Task requirements>
In the listing below, pick out lines with "всего".

**** Data excerpts ****

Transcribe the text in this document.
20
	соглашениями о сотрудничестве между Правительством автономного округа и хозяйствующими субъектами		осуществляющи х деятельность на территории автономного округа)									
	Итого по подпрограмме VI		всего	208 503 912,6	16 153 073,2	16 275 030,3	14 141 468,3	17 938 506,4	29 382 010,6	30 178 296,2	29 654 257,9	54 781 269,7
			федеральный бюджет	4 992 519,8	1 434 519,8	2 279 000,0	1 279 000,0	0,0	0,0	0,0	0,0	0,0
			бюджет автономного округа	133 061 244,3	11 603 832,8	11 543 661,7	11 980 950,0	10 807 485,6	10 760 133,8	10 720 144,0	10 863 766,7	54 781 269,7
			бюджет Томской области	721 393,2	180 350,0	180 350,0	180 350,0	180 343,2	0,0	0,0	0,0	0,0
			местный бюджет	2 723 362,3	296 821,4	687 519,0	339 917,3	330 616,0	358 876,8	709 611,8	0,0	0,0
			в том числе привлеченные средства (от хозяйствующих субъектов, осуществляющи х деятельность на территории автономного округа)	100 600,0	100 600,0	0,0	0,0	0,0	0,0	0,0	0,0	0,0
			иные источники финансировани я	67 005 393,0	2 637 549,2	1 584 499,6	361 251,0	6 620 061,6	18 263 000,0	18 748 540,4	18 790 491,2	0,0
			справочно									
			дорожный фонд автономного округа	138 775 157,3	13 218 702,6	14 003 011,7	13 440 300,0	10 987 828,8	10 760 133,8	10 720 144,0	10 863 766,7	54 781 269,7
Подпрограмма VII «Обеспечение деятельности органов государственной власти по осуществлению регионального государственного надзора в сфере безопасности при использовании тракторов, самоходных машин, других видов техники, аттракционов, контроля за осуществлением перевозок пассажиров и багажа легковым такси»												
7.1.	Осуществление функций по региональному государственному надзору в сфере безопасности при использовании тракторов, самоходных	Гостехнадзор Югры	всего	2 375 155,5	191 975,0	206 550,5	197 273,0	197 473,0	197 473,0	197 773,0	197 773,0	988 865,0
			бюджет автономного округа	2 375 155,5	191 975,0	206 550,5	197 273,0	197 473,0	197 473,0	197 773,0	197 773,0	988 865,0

****

Response>
	Итого по подпрограмме VI		всего	208 503 912,6	16 153 073,2	16 275 030,3	14 141 468,3	17 938 506,4	29 382 010,6	30 178 296,2	29 654 257,9	54 781 269,7
7.1.	Осуществление функций по региональному государственному надзору в сфере безопасности при использовании тракторов, самоходных	Гостехнадзор Югры	всего	2 375 155,5	191 975,0	206 550,5	197 273,0	197 473,0	197 473,0	197 773,0	197 773,0	988 865,0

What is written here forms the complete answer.